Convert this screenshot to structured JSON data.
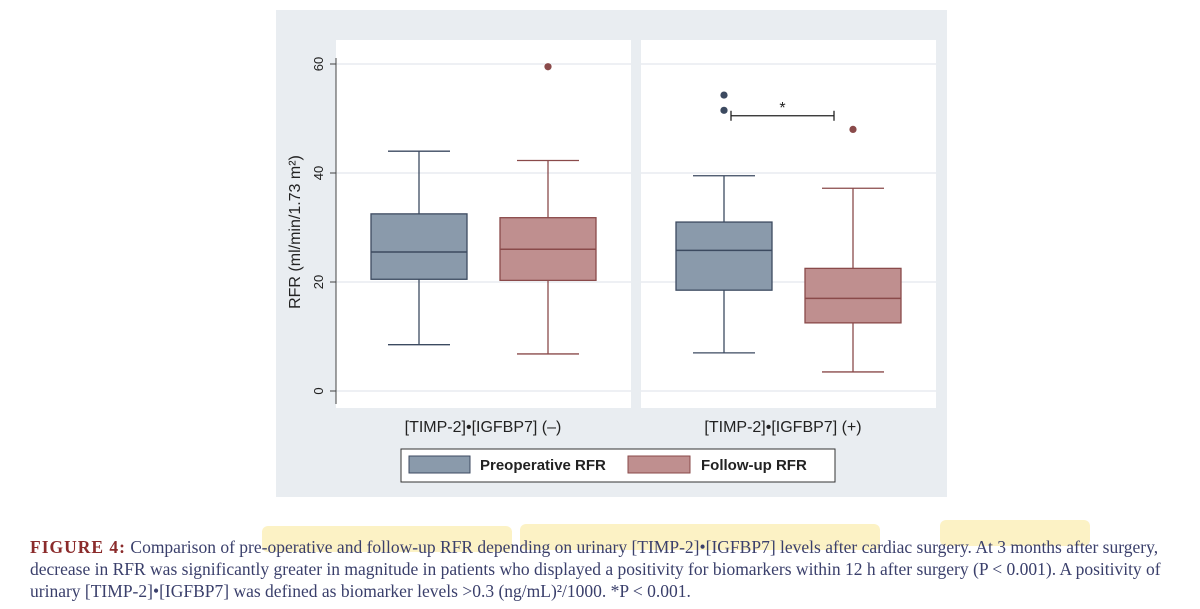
{
  "chart_data": {
    "type": "box",
    "ylabel": "RFR (ml/min/1.73 m²)",
    "ylim": [
      0,
      60
    ],
    "yticks": [
      0,
      20,
      40,
      60
    ],
    "groups": [
      "[TIMP-2]•[IGFBP7] (–)",
      "[TIMP-2]•[IGFBP7] (+)"
    ],
    "legend": {
      "position": "bottom"
    },
    "grid": true,
    "series": [
      {
        "name": "Preoperative RFR",
        "color": "#8a9aab",
        "stroke": "#3c4a60",
        "boxes": [
          {
            "min": 8.5,
            "q1": 20.5,
            "median": 25.5,
            "q3": 32.5,
            "max": 44.0,
            "outliers": []
          },
          {
            "min": 7.0,
            "q1": 18.5,
            "median": 25.8,
            "q3": 31.0,
            "max": 39.5,
            "outliers": [
              51.5,
              54.3
            ]
          }
        ]
      },
      {
        "name": "Follow-up RFR",
        "color": "#bf8f8f",
        "stroke": "#8a4a4a",
        "boxes": [
          {
            "min": 6.8,
            "q1": 20.3,
            "median": 26.0,
            "q3": 31.8,
            "max": 42.3,
            "outliers": [
              59.5
            ]
          },
          {
            "min": 3.5,
            "q1": 12.5,
            "median": 17.0,
            "q3": 22.5,
            "max": 37.2,
            "outliers": [
              48.0
            ]
          }
        ]
      }
    ],
    "annotations": [
      {
        "text": "*",
        "group": 1,
        "y": 50.5,
        "type": "significance-bracket"
      }
    ]
  },
  "caption": {
    "label": "FIGURE 4:",
    "text": "Comparison of pre-operative and follow-up RFR depending on urinary [TIMP-2]•[IGFBP7] levels after cardiac surgery. At 3 months after surgery, decrease in RFR was significantly greater in magnitude in patients who displayed a positivity for biomarkers within 12 h after surgery (P < 0.001). A positivity of urinary [TIMP-2]•[IGFBP7] was defined as biomarker levels >0.3 (ng/mL)²/1000. *P < 0.001."
  }
}
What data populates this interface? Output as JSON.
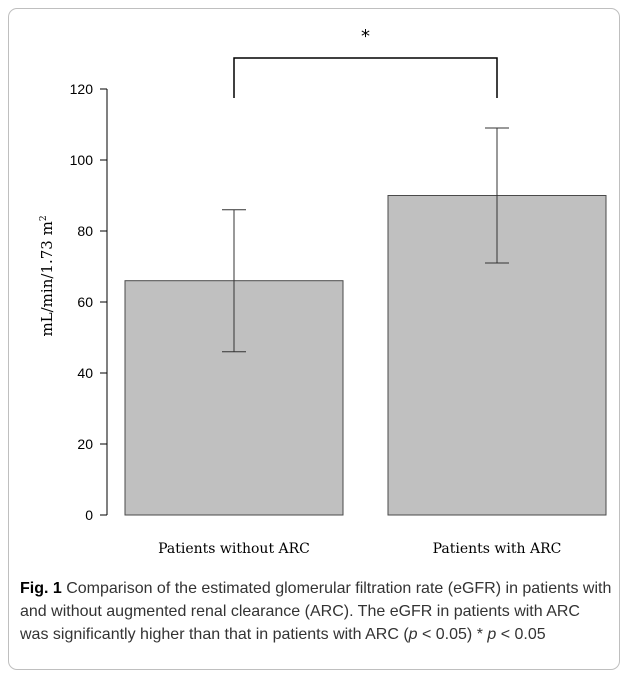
{
  "chart_data": {
    "type": "bar",
    "title": "",
    "xlabel": "",
    "ylabel": "mL/min/1.73 m",
    "ylabel_superscript": "2",
    "categories": [
      "Patients without ARC",
      "Patients with ARC"
    ],
    "values": [
      66,
      90
    ],
    "error_low": [
      46,
      71
    ],
    "error_high": [
      86,
      109
    ],
    "ylim": [
      0,
      120
    ],
    "yticks": [
      "0",
      "20",
      "40",
      "60",
      "80",
      "100",
      "120"
    ],
    "grid": false,
    "legend": "none",
    "significance": {
      "between": [
        "Patients without ARC",
        "Patients with ARC"
      ],
      "label": "*"
    },
    "colors": {
      "bar_fill": "#c0c0c0",
      "bar_stroke": "#4a4a4a",
      "axis": "#000000"
    }
  },
  "caption": {
    "label": "Fig. 1",
    "text1": " Comparison of the estimated glomerular filtration rate (eGFR) in patients with and without augmented renal clearance (ARC). The eGFR in patients with ARC was significantly higher than that in patients with ARC (",
    "p1": "p",
    "text2": " < 0.05) * ",
    "p2": "p",
    "text3": " < 0.05"
  }
}
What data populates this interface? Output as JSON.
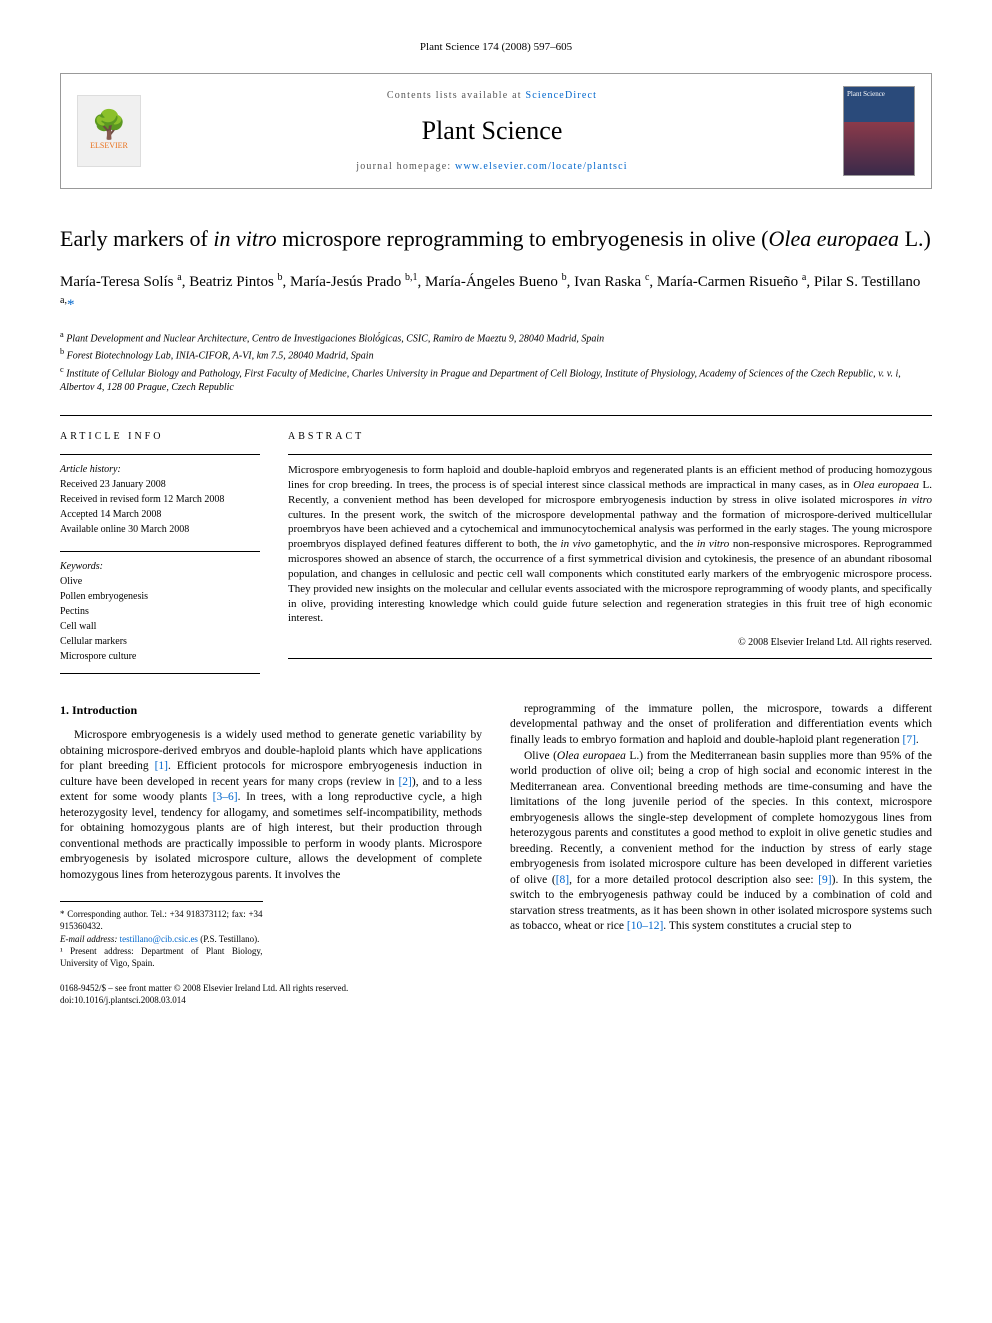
{
  "journal_ref": "Plant Science 174 (2008) 597–605",
  "header": {
    "contents_prefix": "Contents lists available at ",
    "contents_link": "ScienceDirect",
    "journal_name": "Plant Science",
    "homepage_prefix": "journal homepage: ",
    "homepage_url": "www.elsevier.com/locate/plantsci",
    "elsevier_label": "ELSEVIER",
    "cover_label": "Plant Science"
  },
  "title": {
    "pre": "Early markers of ",
    "italic1": "in vitro",
    "mid": " microspore reprogramming to embryogenesis in olive (",
    "italic2": "Olea europaea",
    "post": " L.)"
  },
  "authors_html": "María-Teresa Solís <sup>a</sup>, Beatriz Pintos <sup>b</sup>, María-Jesús Prado <sup>b,1</sup>, María-Ángeles Bueno <sup>b</sup>, Ivan Raska <sup>c</sup>, María-Carmen Risueño <sup>a</sup>, Pilar S. Testillano <sup>a,</sup>",
  "corr_mark": "*",
  "affiliations": [
    {
      "sup": "a",
      "text": "Plant Development and Nuclear Architecture, Centro de Investigaciones Bioló́gicas, CSIC, Ramiro de Maeztu 9, 28040 Madrid, Spain"
    },
    {
      "sup": "b",
      "text": "Forest Biotechnology Lab, INIA-CIFOR, A-VI, km 7.5, 28040 Madrid, Spain"
    },
    {
      "sup": "c",
      "text": "Institute of Cellular Biology and Pathology, First Faculty of Medicine, Charles University in Prague and Department of Cell Biology, Institute of Physiology, Academy of Sciences of the Czech Republic, v. v. i, Albertov 4, 128 00 Prague, Czech Republic"
    }
  ],
  "info": {
    "heading": "ARTICLE INFO",
    "history_label": "Article history:",
    "history": [
      "Received 23 January 2008",
      "Received in revised form 12 March 2008",
      "Accepted 14 March 2008",
      "Available online 30 March 2008"
    ],
    "keywords_label": "Keywords:",
    "keywords": [
      "Olive",
      "Pollen embryogenesis",
      "Pectins",
      "Cell wall",
      "Cellular markers",
      "Microspore culture"
    ]
  },
  "abstract": {
    "heading": "ABSTRACT",
    "text": "Microspore embryogenesis to form haploid and double-haploid embryos and regenerated plants is an efficient method of producing homozygous lines for crop breeding. In trees, the process is of special interest since classical methods are impractical in many cases, as in Olea europaea L. Recently, a convenient method has been developed for microspore embryogenesis induction by stress in olive isolated microspores in vitro cultures. In the present work, the switch of the microspore developmental pathway and the formation of microspore-derived multicellular proembryos have been achieved and a cytochemical and immunocytochemical analysis was performed in the early stages. The young microspore proembryos displayed defined features different to both, the in vivo gametophytic, and the in vitro non-responsive microspores. Reprogrammed microspores showed an absence of starch, the occurrence of a first symmetrical division and cytokinesis, the presence of an abundant ribosomal population, and changes in cellulosic and pectic cell wall components which constituted early markers of the embryogenic microspore process. They provided new insights on the molecular and cellular events associated with the microspore reprogramming of woody plants, and specifically in olive, providing interesting knowledge which could guide future selection and regeneration strategies in this fruit tree of high economic interest.",
    "copyright": "© 2008 Elsevier Ireland Ltd. All rights reserved."
  },
  "body": {
    "section_heading": "1. Introduction",
    "col1_p1": "Microspore embryogenesis is a widely used method to generate genetic variability by obtaining microspore-derived embryos and double-haploid plants which have applications for plant breeding [1]. Efficient protocols for microspore embryogenesis induction in culture have been developed in recent years for many crops (review in [2]), and to a less extent for some woody plants [3–6]. In trees, with a long reproductive cycle, a high heterozygosity level, tendency for allogamy, and sometimes self-incompatibility, methods for obtaining homozygous plants are of high interest, but their production through conventional methods are practically impossible to perform in woody plants. Microspore embryogenesis by isolated microspore culture, allows the development of complete homozygous lines from heterozygous parents. It involves the",
    "col2_p1": "reprogramming of the immature pollen, the microspore, towards a different developmental pathway and the onset of proliferation and differentiation events which finally leads to embryo formation and haploid and double-haploid plant regeneration [7].",
    "col2_p2": "Olive (Olea europaea L.) from the Mediterranean basin supplies more than 95% of the world production of olive oil; being a crop of high social and economic interest in the Mediterranean area. Conventional breeding methods are time-consuming and have the limitations of the long juvenile period of the species. In this context, microspore embryogenesis allows the single-step development of complete homozygous lines from heterozygous parents and constitutes a good method to exploit in olive genetic studies and breeding. Recently, a convenient method for the induction by stress of early stage embryogenesis from isolated microspore culture has been developed in different varieties of olive ([8], for a more detailed protocol description also see: [9]). In this system, the switch to the embryogenesis pathway could be induced by a combination of cold and starvation stress treatments, as it has been shown in other isolated microspore systems such as tobacco, wheat or rice [10–12]. This system constitutes a crucial step to"
  },
  "footnotes": {
    "corr": "* Corresponding author. Tel.: +34 918373112; fax: +34 915360432.",
    "email_label": "E-mail address: ",
    "email": "testillano@cib.csic.es",
    "email_who": " (P.S. Testillano).",
    "present": "¹ Present address: Department of Plant Biology, University of Vigo, Spain."
  },
  "footer": {
    "line1": "0168-9452/$ – see front matter © 2008 Elsevier Ireland Ltd. All rights reserved.",
    "line2": "doi:10.1016/j.plantsci.2008.03.014"
  },
  "refs": {
    "r1": "[1]",
    "r2": "[2]",
    "r36": "[3–6]",
    "r7": "[7]",
    "r8": "[8]",
    "r9": "[9]",
    "r1012": "[10–12]"
  },
  "colors": {
    "link": "#0066cc",
    "elsevier_orange": "#e9711c",
    "text": "#000000",
    "bg": "#ffffff",
    "border": "#999999"
  }
}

——

## WHAT IS BEING ASKED
Where the word "rights" shows up in a line of the listing, return that line.

## ANSWER FOR THIS EXERCISE
    "copyright": "© 2008 Elsevier Ireland Ltd. All rights reserved."
    "line1": "0168-9452/$ – see front matter © 2008 Elsevier Ireland Ltd. All rights reserved.",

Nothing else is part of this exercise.